[Data entries]
○ ○ ○ ○
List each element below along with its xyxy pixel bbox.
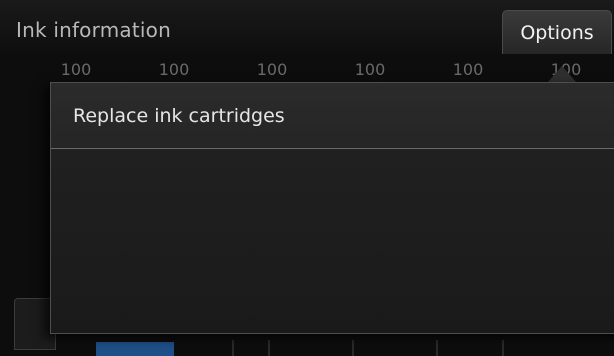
- ink-level-label: 100: [256, 60, 288, 79]
- menu-item-label: Replace ink cartridges: [73, 105, 285, 127]
- ink-level-label: 100: [60, 60, 92, 79]
- cartridge-divider: [502, 340, 504, 356]
- ink-information-screen: Ink information Options 100 100 100 100 …: [0, 0, 614, 356]
- ink-level-label: 100: [354, 60, 386, 79]
- options-menu-panel: Replace ink cartridges: [50, 82, 614, 334]
- page-title: Ink information: [16, 18, 171, 42]
- cartridge-divider: [268, 340, 270, 356]
- menu-item-replace-ink-cartridges[interactable]: Replace ink cartridges: [51, 83, 614, 149]
- cartridge-divider: [436, 340, 438, 356]
- cartridge-divider: [352, 340, 354, 356]
- ink-levels-row: 100 100 100 100 100 100: [0, 56, 614, 82]
- menu-pointer-arrow: [548, 66, 576, 82]
- ink-level-label: 100: [158, 60, 190, 79]
- cartridge-bar-blue: [96, 342, 174, 356]
- cartridge-divider: [232, 340, 234, 356]
- title-bar: Ink information Options: [0, 0, 614, 54]
- options-button[interactable]: Options: [502, 10, 612, 54]
- ink-level-label: 100: [452, 60, 484, 79]
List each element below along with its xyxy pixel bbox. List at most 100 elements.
○ ○ ○ ○
— What is expected —
Could you copy the data lines above character for character, starting at the line containing "- ink-level-label: 100: [256, 60, 288, 79]" and stopping after the line containing "- options-menu-panel: Replace", with both included?

— Reply to the exercise —
- ink-level-label: 100: [256, 60, 288, 79]
- menu-item-label: Replace ink cartridges: [73, 105, 285, 127]
- ink-level-label: 100: [60, 60, 92, 79]
- cartridge-divider: [502, 340, 504, 356]
- ink-information-screen: Ink information Options 100 100 100 100 …: [0, 0, 614, 356]
- ink-level-label: 100: [354, 60, 386, 79]
- options-menu-panel: Replace ink cartridges: [50, 82, 614, 334]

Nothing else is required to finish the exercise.